▶ **TASK REQUIREMENTS**: Return the listing below unchanged, minus its pictures.

===== EXTRACTED INFORMATION =====

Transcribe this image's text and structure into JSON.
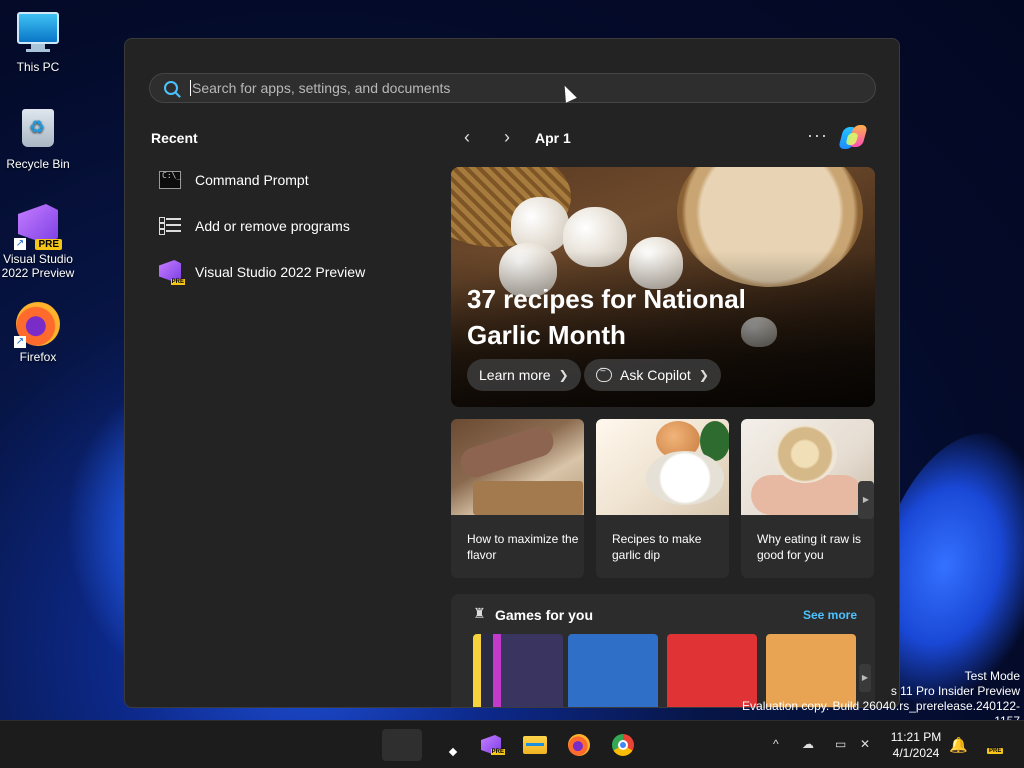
{
  "desktop": {
    "icons": [
      {
        "label": "This PC"
      },
      {
        "label": "Recycle Bin"
      },
      {
        "label": "Visual Studio 2022 Preview"
      },
      {
        "label": "Firefox"
      }
    ],
    "badge_pre": "PRE"
  },
  "start_menu": {
    "search": {
      "placeholder": "Search for apps, settings, and documents"
    },
    "recent": {
      "title": "Recent",
      "items": [
        {
          "label": "Command Prompt",
          "icon": "command-prompt-icon"
        },
        {
          "label": "Add or remove programs",
          "icon": "list-settings-icon"
        },
        {
          "label": "Visual Studio 2022 Preview",
          "icon": "visual-studio-icon"
        }
      ]
    },
    "feed": {
      "prev": "‹",
      "next": "›",
      "date": "Apr 1",
      "more": "···",
      "hero": {
        "headline": "37 recipes for National Garlic Month",
        "learn_more": "Learn more",
        "ask_copilot": "Ask Copilot"
      },
      "cards": [
        {
          "caption": "How to maximize the flavor"
        },
        {
          "caption": "Recipes to make garlic dip"
        },
        {
          "caption": "Why eating it raw is good for you"
        }
      ],
      "games": {
        "title": "Games for you",
        "see_more": "See more"
      }
    }
  },
  "watermark": {
    "line1": "Test Mode",
    "line2": "s 11 Pro Insider Preview",
    "line3": "Evaluation copy. Build 26040.rs_prerelease.240122-1157"
  },
  "taskbar": {
    "pre": "PRE",
    "tray_up": "^",
    "clock": {
      "time": "11:21 PM",
      "date": "4/1/2024"
    }
  },
  "colors": {
    "accent": "#4cc2ff",
    "panel": "#232323",
    "badge": "#f5c518"
  }
}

=====

▶ **ANSWER TO THIS TASK**:
Transcribe this image's text and structure into JSON.
{
  "desktop": {
    "icons": [
      {
        "label": "This PC"
      },
      {
        "label": "Recycle Bin"
      },
      {
        "label": "Visual Studio 2022 Preview"
      },
      {
        "label": "Firefox"
      }
    ],
    "badge_pre": "PRE"
  },
  "start_menu": {
    "search": {
      "placeholder": "Search for apps, settings, and documents"
    },
    "recent": {
      "title": "Recent",
      "items": [
        {
          "label": "Command Prompt",
          "icon": "command-prompt-icon"
        },
        {
          "label": "Add or remove programs",
          "icon": "list-settings-icon"
        },
        {
          "label": "Visual Studio 2022 Preview",
          "icon": "visual-studio-icon"
        }
      ]
    },
    "feed": {
      "prev": "‹",
      "next": "›",
      "date": "Apr 1",
      "more": "···",
      "hero": {
        "headline": "37 recipes for National Garlic Month",
        "learn_more": "Learn more",
        "ask_copilot": "Ask Copilot"
      },
      "cards": [
        {
          "caption": "How to maximize the flavor"
        },
        {
          "caption": "Recipes to make garlic dip"
        },
        {
          "caption": "Why eating it raw is good for you"
        }
      ],
      "games": {
        "title": "Games for you",
        "see_more": "See more"
      }
    }
  },
  "watermark": {
    "line1": "Test Mode",
    "line2": "s 11 Pro Insider Preview",
    "line3": "Evaluation copy. Build 26040.rs_prerelease.240122-1157"
  },
  "taskbar": {
    "pre": "PRE",
    "tray_up": "^",
    "clock": {
      "time": "11:21 PM",
      "date": "4/1/2024"
    }
  },
  "colors": {
    "accent": "#4cc2ff",
    "panel": "#232323",
    "badge": "#f5c518"
  }
}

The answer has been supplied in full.